### Task brief
Below are the records; locate each line with the word "JSON" and copy it.

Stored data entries
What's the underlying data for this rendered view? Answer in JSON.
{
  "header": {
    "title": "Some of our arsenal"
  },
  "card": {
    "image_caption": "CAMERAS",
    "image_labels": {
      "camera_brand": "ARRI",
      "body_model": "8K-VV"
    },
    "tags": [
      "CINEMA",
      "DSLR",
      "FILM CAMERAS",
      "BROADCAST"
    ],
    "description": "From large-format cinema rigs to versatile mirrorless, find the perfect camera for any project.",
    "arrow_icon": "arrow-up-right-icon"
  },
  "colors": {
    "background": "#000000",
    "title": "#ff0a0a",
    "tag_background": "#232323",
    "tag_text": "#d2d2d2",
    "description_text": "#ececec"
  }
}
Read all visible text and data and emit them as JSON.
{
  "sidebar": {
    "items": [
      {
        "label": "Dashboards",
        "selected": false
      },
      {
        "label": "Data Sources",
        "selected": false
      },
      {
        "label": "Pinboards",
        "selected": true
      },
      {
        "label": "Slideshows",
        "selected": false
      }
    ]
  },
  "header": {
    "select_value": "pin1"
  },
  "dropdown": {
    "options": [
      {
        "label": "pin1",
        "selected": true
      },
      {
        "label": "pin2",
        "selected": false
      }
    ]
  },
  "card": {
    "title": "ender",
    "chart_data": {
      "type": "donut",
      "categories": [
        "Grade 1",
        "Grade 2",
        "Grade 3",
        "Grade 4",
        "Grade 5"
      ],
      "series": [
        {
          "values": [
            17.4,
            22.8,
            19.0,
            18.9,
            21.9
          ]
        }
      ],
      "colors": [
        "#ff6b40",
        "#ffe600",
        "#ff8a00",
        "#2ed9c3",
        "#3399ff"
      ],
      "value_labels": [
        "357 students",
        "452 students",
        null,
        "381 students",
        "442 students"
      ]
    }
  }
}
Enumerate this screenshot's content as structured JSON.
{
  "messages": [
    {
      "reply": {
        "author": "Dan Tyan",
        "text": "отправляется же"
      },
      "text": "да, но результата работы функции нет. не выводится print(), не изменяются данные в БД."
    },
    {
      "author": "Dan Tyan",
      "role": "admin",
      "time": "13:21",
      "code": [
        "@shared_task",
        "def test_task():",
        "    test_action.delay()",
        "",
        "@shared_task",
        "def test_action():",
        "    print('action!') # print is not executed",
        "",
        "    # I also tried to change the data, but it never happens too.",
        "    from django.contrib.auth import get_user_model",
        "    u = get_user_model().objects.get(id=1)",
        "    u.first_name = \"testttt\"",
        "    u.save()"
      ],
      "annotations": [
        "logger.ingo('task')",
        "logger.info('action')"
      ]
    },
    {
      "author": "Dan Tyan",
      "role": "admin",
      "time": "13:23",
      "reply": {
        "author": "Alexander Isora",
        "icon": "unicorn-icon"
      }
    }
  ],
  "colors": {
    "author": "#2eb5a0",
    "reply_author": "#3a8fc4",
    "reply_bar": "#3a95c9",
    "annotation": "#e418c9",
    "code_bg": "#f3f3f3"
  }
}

### Final result
What's the underlying data for this rendered view? Answer in JSON.
Read all visible text and data and emit them as JSON.
Enumerate this screenshot's content as structured JSON.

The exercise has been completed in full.